** START **

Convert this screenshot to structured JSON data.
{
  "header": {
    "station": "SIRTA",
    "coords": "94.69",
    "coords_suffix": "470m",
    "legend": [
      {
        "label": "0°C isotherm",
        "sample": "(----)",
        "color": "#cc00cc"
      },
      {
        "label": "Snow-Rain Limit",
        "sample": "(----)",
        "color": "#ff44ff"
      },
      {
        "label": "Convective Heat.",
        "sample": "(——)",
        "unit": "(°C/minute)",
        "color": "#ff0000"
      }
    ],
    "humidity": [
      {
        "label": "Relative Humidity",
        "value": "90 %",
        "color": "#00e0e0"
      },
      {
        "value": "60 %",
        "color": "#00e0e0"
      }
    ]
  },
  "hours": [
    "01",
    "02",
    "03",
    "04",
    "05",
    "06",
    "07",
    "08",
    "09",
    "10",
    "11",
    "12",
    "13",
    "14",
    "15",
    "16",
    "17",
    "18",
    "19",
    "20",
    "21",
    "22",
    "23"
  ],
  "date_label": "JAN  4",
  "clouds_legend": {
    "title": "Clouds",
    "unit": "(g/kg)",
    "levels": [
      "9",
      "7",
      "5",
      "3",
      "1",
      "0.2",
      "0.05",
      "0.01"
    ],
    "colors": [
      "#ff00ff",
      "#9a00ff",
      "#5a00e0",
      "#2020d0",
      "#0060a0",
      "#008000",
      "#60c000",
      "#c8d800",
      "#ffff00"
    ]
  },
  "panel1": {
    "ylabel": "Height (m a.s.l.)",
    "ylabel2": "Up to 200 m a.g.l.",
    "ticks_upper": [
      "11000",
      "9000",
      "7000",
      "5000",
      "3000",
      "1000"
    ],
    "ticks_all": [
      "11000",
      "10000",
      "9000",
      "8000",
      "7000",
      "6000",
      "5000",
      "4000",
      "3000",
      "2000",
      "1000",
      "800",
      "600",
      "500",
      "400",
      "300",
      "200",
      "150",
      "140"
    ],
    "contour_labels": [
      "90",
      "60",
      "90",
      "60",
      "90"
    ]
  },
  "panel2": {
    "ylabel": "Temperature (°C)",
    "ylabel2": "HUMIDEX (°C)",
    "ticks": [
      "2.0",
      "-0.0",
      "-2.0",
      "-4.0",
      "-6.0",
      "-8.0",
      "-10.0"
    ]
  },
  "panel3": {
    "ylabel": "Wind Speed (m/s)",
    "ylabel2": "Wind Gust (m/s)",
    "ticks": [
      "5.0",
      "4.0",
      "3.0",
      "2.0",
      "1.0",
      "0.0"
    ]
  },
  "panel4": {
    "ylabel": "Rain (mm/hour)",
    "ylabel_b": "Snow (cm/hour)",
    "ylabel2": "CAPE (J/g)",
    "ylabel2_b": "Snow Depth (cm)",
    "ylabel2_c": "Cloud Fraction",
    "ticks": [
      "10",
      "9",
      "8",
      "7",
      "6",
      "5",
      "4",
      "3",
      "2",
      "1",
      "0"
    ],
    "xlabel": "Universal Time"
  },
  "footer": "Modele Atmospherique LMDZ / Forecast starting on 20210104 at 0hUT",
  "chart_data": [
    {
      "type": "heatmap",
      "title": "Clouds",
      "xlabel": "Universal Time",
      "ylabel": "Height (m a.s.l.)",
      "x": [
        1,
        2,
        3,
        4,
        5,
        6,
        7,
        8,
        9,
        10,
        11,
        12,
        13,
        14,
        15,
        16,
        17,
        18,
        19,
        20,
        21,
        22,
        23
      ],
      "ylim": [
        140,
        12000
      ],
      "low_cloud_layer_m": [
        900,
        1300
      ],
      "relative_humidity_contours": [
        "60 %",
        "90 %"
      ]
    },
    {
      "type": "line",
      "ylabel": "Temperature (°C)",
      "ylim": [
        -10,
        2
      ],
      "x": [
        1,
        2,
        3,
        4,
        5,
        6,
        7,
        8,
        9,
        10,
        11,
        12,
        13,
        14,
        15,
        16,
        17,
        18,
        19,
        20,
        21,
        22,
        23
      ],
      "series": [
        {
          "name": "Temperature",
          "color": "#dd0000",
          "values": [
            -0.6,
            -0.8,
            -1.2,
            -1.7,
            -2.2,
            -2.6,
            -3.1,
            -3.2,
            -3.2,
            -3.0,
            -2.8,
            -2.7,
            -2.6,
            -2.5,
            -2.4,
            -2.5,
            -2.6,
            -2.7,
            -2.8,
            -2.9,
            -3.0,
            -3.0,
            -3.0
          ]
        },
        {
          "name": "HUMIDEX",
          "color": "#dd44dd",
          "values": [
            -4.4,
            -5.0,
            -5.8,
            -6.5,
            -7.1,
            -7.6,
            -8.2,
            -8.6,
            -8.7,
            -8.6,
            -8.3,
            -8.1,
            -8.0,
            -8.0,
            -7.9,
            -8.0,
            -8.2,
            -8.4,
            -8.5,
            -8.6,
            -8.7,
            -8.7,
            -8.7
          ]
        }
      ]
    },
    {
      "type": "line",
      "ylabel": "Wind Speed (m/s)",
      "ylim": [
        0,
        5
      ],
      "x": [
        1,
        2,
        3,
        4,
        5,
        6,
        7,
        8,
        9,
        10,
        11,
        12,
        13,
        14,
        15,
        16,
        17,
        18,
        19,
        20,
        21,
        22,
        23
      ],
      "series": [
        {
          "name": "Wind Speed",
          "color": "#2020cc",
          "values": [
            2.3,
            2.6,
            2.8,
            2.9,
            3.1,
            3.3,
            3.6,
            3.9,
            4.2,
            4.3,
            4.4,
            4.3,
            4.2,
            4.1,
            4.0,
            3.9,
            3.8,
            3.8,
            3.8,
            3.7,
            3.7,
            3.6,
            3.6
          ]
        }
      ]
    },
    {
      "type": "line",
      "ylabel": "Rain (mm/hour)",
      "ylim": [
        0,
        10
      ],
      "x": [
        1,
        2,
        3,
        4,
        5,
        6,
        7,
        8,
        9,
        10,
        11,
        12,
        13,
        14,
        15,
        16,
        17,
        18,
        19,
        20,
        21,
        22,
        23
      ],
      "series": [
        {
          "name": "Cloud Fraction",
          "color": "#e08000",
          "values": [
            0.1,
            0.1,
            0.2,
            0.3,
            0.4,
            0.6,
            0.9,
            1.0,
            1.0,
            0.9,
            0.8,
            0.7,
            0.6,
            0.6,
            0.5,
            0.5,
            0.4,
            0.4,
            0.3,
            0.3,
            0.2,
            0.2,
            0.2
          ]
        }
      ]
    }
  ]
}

** END **

Exercise directions. Copy out each record from above, exactly.

Exercise response.
Convert this screenshot to structured JSON data.
{
  "header": {
    "station": "SIRTA",
    "coords": "94.69",
    "coords_suffix": "470m",
    "legend": [
      {
        "label": "0°C isotherm",
        "sample": "(----)",
        "color": "#cc00cc"
      },
      {
        "label": "Snow-Rain Limit",
        "sample": "(----)",
        "color": "#ff44ff"
      },
      {
        "label": "Convective Heat.",
        "sample": "(——)",
        "unit": "(°C/minute)",
        "color": "#ff0000"
      }
    ],
    "humidity": [
      {
        "label": "Relative Humidity",
        "value": "90 %",
        "color": "#00e0e0"
      },
      {
        "value": "60 %",
        "color": "#00e0e0"
      }
    ]
  },
  "hours": [
    "01",
    "02",
    "03",
    "04",
    "05",
    "06",
    "07",
    "08",
    "09",
    "10",
    "11",
    "12",
    "13",
    "14",
    "15",
    "16",
    "17",
    "18",
    "19",
    "20",
    "21",
    "22",
    "23"
  ],
  "date_label": "JAN  4",
  "clouds_legend": {
    "title": "Clouds",
    "unit": "(g/kg)",
    "levels": [
      "9",
      "7",
      "5",
      "3",
      "1",
      "0.2",
      "0.05",
      "0.01"
    ],
    "colors": [
      "#ff00ff",
      "#9a00ff",
      "#5a00e0",
      "#2020d0",
      "#0060a0",
      "#008000",
      "#60c000",
      "#c8d800",
      "#ffff00"
    ]
  },
  "panel1": {
    "ylabel": "Height (m a.s.l.)",
    "ylabel2": "Up to 200 m a.g.l.",
    "ticks_upper": [
      "11000",
      "9000",
      "7000",
      "5000",
      "3000",
      "1000"
    ],
    "ticks_all": [
      "11000",
      "10000",
      "9000",
      "8000",
      "7000",
      "6000",
      "5000",
      "4000",
      "3000",
      "2000",
      "1000",
      "800",
      "600",
      "500",
      "400",
      "300",
      "200",
      "150",
      "140"
    ],
    "contour_labels": [
      "90",
      "60",
      "90",
      "60",
      "90"
    ]
  },
  "panel2": {
    "ylabel": "Temperature (°C)",
    "ylabel2": "HUMIDEX (°C)",
    "ticks": [
      "2.0",
      "-0.0",
      "-2.0",
      "-4.0",
      "-6.0",
      "-8.0",
      "-10.0"
    ]
  },
  "panel3": {
    "ylabel": "Wind Speed (m/s)",
    "ylabel2": "Wind Gust (m/s)",
    "ticks": [
      "5.0",
      "4.0",
      "3.0",
      "2.0",
      "1.0",
      "0.0"
    ]
  },
  "panel4": {
    "ylabel": "Rain (mm/hour)",
    "ylabel_b": "Snow (cm/hour)",
    "ylabel2": "CAPE (J/g)",
    "ylabel2_b": "Snow Depth (cm)",
    "ylabel2_c": "Cloud Fraction",
    "ticks": [
      "10",
      "9",
      "8",
      "7",
      "6",
      "5",
      "4",
      "3",
      "2",
      "1",
      "0"
    ],
    "xlabel": "Universal Time"
  },
  "footer": "Modele Atmospherique LMDZ / Forecast starting on 20210104 at 0hUT",
  "chart_data": [
    {
      "type": "heatmap",
      "title": "Clouds",
      "xlabel": "Universal Time",
      "ylabel": "Height (m a.s.l.)",
      "x": [
        1,
        2,
        3,
        4,
        5,
        6,
        7,
        8,
        9,
        10,
        11,
        12,
        13,
        14,
        15,
        16,
        17,
        18,
        19,
        20,
        21,
        22,
        23
      ],
      "ylim": [
        140,
        12000
      ],
      "low_cloud_layer_m": [
        900,
        1300
      ],
      "relative_humidity_contours": [
        "60 %",
        "90 %"
      ]
    },
    {
      "type": "line",
      "ylabel": "Temperature (°C)",
      "ylim": [
        -10,
        2
      ],
      "x": [
        1,
        2,
        3,
        4,
        5,
        6,
        7,
        8,
        9,
        10,
        11,
        12,
        13,
        14,
        15,
        16,
        17,
        18,
        19,
        20,
        21,
        22,
        23
      ],
      "series": [
        {
          "name": "Temperature",
          "color": "#dd0000",
          "values": [
            -0.6,
            -0.8,
            -1.2,
            -1.7,
            -2.2,
            -2.6,
            -3.1,
            -3.2,
            -3.2,
            -3.0,
            -2.8,
            -2.7,
            -2.6,
            -2.5,
            -2.4,
            -2.5,
            -2.6,
            -2.7,
            -2.8,
            -2.9,
            -3.0,
            -3.0,
            -3.0
          ]
        },
        {
          "name": "HUMIDEX",
          "color": "#dd44dd",
          "values": [
            -4.4,
            -5.0,
            -5.8,
            -6.5,
            -7.1,
            -7.6,
            -8.2,
            -8.6,
            -8.7,
            -8.6,
            -8.3,
            -8.1,
            -8.0,
            -8.0,
            -7.9,
            -8.0,
            -8.2,
            -8.4,
            -8.5,
            -8.6,
            -8.7,
            -8.7,
            -8.7
          ]
        }
      ]
    },
    {
      "type": "line",
      "ylabel": "Wind Speed (m/s)",
      "ylim": [
        0,
        5
      ],
      "x": [
        1,
        2,
        3,
        4,
        5,
        6,
        7,
        8,
        9,
        10,
        11,
        12,
        13,
        14,
        15,
        16,
        17,
        18,
        19,
        20,
        21,
        22,
        23
      ],
      "series": [
        {
          "name": "Wind Speed",
          "color": "#2020cc",
          "values": [
            2.3,
            2.6,
            2.8,
            2.9,
            3.1,
            3.3,
            3.6,
            3.9,
            4.2,
            4.3,
            4.4,
            4.3,
            4.2,
            4.1,
            4.0,
            3.9,
            3.8,
            3.8,
            3.8,
            3.7,
            3.7,
            3.6,
            3.6
          ]
        }
      ]
    },
    {
      "type": "line",
      "ylabel": "Rain (mm/hour)",
      "ylim": [
        0,
        10
      ],
      "x": [
        1,
        2,
        3,
        4,
        5,
        6,
        7,
        8,
        9,
        10,
        11,
        12,
        13,
        14,
        15,
        16,
        17,
        18,
        19,
        20,
        21,
        22,
        23
      ],
      "series": [
        {
          "name": "Cloud Fraction",
          "color": "#e08000",
          "values": [
            0.1,
            0.1,
            0.2,
            0.3,
            0.4,
            0.6,
            0.9,
            1.0,
            1.0,
            0.9,
            0.8,
            0.7,
            0.6,
            0.6,
            0.5,
            0.5,
            0.4,
            0.4,
            0.3,
            0.3,
            0.2,
            0.2,
            0.2
          ]
        }
      ]
    }
  ]
}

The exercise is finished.